● Document segment
-=-=-=-=-

Metric collection strategy:

Pull-based (Prometheus): Good for dynamic environments, service discovery
Push-based (CloudWatch): Good for ephemeral workloads (Lambda, batch jobs)
Hybrid: Use both based on workload characteristics

Retention policies:

Metrics: 15 days high-resolution, 90 days aggregated, 1 year downsampled
Logs: 7-30 days searchable, longer for compliance (1-7 years)
Traces: 7-14 days with sampling (1-10% of traces)

Escalation conditions:

Novel platform without established observability patterns
Requirements exceed T3 scope (custom data pipeline, ML model training)
Compliance requirements need specialized tools (SIEM, DLP)

Abort conditions:

Platform restrictions prevent telemetry export
Conflicting requirements (e.g., "no network egress" with "SaaS monitoring")
Cost constraints incompatible with retention/granularity requirements

Output Contract

Required outputs:

{
  "metrics_config": {
    "type": "object",
    "properties": {
      "platform": "string (prometheus|cloudwatch|datadog)",
      "scrape_configs": "string (YAML configuration)",
      "recording_rules": "string (optional aggregation rules)",
      "retention": "string (duration)"
    }
  },
  "logging_config": {
    "type": "object",
    "properties": {
      "platform": "string (loki|cloudwatch-logs|elasticsearch)",
      "aggregation_config": "string (configuration)",
      "retention_policy": "string (duration or storage class)",
      "structured_format": "string (JSON schema)"

-=-=-=-=-

Pick up the observability specification after its last line and continue writing it. The material after this point comes from a separate source.

-=-=-=-=-

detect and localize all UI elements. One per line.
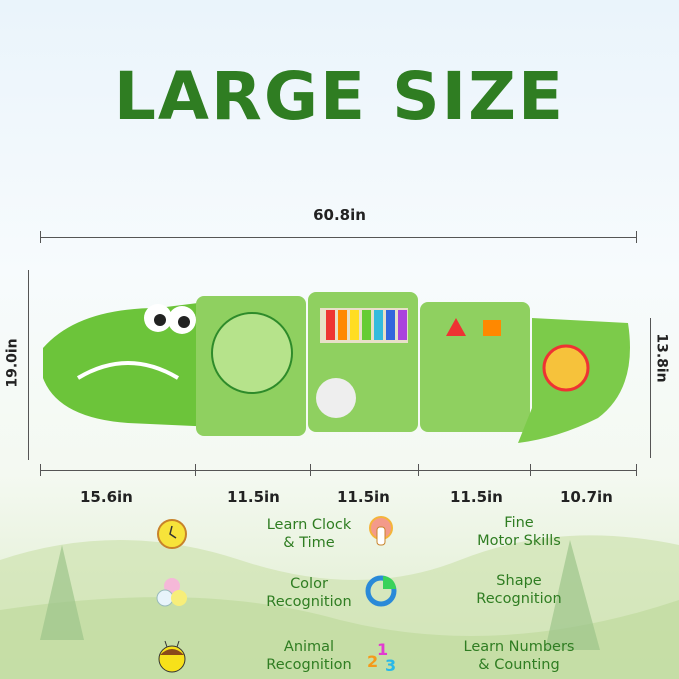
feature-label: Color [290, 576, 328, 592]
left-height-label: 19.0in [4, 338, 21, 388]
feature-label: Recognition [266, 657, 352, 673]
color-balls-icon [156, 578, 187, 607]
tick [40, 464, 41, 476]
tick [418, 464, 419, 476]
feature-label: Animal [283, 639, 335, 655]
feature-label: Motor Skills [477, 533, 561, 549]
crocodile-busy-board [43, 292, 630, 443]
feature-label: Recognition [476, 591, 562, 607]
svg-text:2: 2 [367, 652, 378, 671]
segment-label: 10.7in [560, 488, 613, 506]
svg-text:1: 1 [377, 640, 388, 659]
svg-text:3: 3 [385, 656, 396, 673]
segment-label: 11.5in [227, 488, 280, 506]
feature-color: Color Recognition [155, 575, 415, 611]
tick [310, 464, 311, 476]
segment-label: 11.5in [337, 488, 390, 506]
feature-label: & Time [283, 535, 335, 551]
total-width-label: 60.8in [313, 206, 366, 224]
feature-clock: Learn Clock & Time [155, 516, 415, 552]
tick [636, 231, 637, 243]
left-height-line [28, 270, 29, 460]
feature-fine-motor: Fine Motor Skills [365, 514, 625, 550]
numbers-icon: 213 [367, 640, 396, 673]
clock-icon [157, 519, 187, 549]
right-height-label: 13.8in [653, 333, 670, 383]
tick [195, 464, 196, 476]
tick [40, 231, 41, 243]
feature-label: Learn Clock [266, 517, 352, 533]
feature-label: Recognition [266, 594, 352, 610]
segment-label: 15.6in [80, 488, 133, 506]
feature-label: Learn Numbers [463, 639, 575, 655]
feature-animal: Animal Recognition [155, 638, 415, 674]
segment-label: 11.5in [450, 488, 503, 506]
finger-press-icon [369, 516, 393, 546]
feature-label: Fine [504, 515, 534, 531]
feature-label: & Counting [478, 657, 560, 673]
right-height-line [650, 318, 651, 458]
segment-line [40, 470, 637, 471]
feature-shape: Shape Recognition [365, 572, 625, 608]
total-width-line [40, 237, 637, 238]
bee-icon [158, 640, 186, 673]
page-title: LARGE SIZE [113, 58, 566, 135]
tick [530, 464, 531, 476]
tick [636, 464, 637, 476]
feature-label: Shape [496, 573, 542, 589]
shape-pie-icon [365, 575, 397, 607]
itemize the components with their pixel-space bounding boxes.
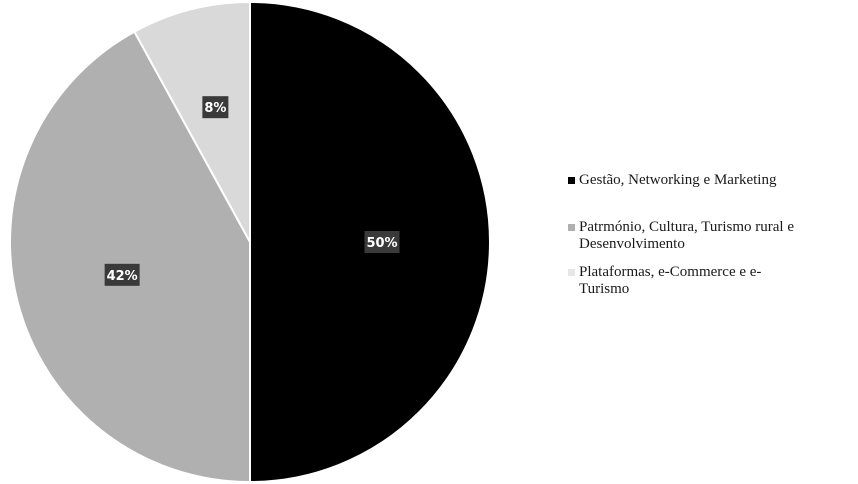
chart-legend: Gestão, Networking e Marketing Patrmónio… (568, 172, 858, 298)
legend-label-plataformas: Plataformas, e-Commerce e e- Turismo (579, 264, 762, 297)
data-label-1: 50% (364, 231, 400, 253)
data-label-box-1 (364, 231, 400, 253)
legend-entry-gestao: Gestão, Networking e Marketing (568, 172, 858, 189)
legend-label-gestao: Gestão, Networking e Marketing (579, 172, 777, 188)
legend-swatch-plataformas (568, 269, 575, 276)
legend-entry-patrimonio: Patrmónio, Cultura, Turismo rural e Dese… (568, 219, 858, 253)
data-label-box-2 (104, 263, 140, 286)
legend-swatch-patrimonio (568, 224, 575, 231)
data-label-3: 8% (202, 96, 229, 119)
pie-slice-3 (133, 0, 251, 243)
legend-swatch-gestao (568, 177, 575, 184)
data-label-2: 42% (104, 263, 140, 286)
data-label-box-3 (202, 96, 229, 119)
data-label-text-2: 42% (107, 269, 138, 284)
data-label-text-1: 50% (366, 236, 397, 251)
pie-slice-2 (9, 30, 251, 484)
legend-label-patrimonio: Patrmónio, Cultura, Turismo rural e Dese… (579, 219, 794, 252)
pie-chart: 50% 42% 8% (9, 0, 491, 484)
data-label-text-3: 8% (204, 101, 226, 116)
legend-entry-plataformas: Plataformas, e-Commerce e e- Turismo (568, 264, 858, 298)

-=-=-=-=-

● Final result
    }
  },
  "tracing_config": {
    "type": "object",
    "properties": {
      "platform": "string (opentelemetry|jaeger|x-ray)",
      "instrumentation": "string (language-specific code)",
      "sampling_rate": "number (0.0 to 1.0)",
      "exporter_config": "string (backend configuration)"
    }
  },
  "dashboards": {
    "type": "array",
    "items": {
      "name": "string",
      "platform": "string (grafana|cloudwatch)",
      "definition": "string (JSON or YAML)"
    }
  },
  "alerting_rules": {
    "type": "array",
    "items": {
      "name": "string",
      "condition": "string (PromQL or equivalent)",
      "severity": "string (critical|warning|info)",
      "notification_channel": "string"
    }
  }
}

Quality guarantees:

Metrics cover RED (Rate, Errors, Duration) and USE (Utilization, Saturation, Errors) methods
Logs are structured with consistent fields (timestamp, level, message, trace_id)
Traces propagate context across service boundaries
Alerting rules avoid false positives with appropriate thresholds
Dashboards provide actionable insights (not vanity metrics)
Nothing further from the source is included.